Requirements:
Print every line of the listing exactly, please.

Data to use:
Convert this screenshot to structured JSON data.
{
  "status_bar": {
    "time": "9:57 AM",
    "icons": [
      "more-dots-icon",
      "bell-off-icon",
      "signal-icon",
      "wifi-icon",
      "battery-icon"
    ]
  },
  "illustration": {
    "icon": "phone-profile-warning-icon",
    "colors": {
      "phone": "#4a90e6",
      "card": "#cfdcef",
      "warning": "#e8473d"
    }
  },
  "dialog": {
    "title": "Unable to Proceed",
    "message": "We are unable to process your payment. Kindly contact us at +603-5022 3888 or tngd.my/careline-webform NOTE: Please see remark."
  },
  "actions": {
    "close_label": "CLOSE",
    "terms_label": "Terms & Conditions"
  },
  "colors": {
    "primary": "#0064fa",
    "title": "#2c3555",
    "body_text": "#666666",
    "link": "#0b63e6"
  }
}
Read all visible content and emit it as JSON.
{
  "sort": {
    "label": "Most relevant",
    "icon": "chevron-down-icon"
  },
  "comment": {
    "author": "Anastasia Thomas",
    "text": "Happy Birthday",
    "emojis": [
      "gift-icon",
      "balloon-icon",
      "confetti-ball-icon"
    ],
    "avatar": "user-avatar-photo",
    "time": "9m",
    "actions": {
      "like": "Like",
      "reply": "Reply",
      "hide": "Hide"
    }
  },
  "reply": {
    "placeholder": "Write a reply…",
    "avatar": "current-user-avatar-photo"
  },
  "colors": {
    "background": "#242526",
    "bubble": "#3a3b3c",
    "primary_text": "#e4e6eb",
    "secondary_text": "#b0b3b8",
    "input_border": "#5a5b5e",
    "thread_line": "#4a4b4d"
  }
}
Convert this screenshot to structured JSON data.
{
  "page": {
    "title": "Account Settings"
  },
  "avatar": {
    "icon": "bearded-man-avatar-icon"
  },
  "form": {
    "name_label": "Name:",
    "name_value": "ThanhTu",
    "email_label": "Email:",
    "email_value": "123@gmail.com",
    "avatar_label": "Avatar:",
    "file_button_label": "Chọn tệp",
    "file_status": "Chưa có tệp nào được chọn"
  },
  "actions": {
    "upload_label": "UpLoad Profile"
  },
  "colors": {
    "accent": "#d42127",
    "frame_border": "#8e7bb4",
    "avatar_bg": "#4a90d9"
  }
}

Solution:
Convert this screenshot to structured JSON data.
{
  "status_bar": {
    "time": "9:57 AM",
    "icons": [
      "more-dots-icon",
      "bell-off-icon",
      "signal-icon",
      "wifi-icon",
      "battery-icon"
    ]
  },
  "illustration": {
    "icon": "phone-profile-warning-icon",
    "colors": {
      "phone": "#4a90e6",
      "card": "#cfdcef",
      "warning": "#e8473d"
    }
  },
  "dialog": {
    "title": "Unable to Proceed",
    "message": "We are unable to process your payment. Kindly contact us at +603-5022 3888 or tngd.my/careline-webform NOTE: Please see remark."
  },
  "actions": {
    "close_label": "CLOSE",
    "terms_label": "Terms & Conditions"
  },
  "colors": {
    "primary": "#0064fa",
    "title": "#2c3555",
    "body_text": "#666666",
    "link": "#0b63e6"
  }
}
Read all visible content and emit it as JSON.
{
  "sort": {
    "label": "Most relevant",
    "icon": "chevron-down-icon"
  },
  "comment": {
    "author": "Anastasia Thomas",
    "text": "Happy Birthday",
    "emojis": [
      "gift-icon",
      "balloon-icon",
      "confetti-ball-icon"
    ],
    "avatar": "user-avatar-photo",
    "time": "9m",
    "actions": {
      "like": "Like",
      "reply": "Reply",
      "hide": "Hide"
    }
  },
  "reply": {
    "placeholder": "Write a reply…",
    "avatar": "current-user-avatar-photo"
  },
  "colors": {
    "background": "#242526",
    "bubble": "#3a3b3c",
    "primary_text": "#e4e6eb",
    "secondary_text": "#b0b3b8",
    "input_border": "#5a5b5e",
    "thread_line": "#4a4b4d"
  }
}
Convert this screenshot to structured JSON data.
{
  "page": {
    "title": "Account Settings"
  },
  "avatar": {
    "icon": "bearded-man-avatar-icon"
  },
  "form": {
    "name_label": "Name:",
    "name_value": "ThanhTu",
    "email_label": "Email:",
    "email_value": "123@gmail.com",
    "avatar_label": "Avatar:",
    "file_button_label": "Chọn tệp",
    "file_status": "Chưa có tệp nào được chọn"
  },
  "actions": {
    "upload_label": "UpLoad Profile"
  },
  "colors": {
    "accent": "#d42127",
    "frame_border": "#8e7bb4",
    "avatar_bg": "#4a90d9"
  }
}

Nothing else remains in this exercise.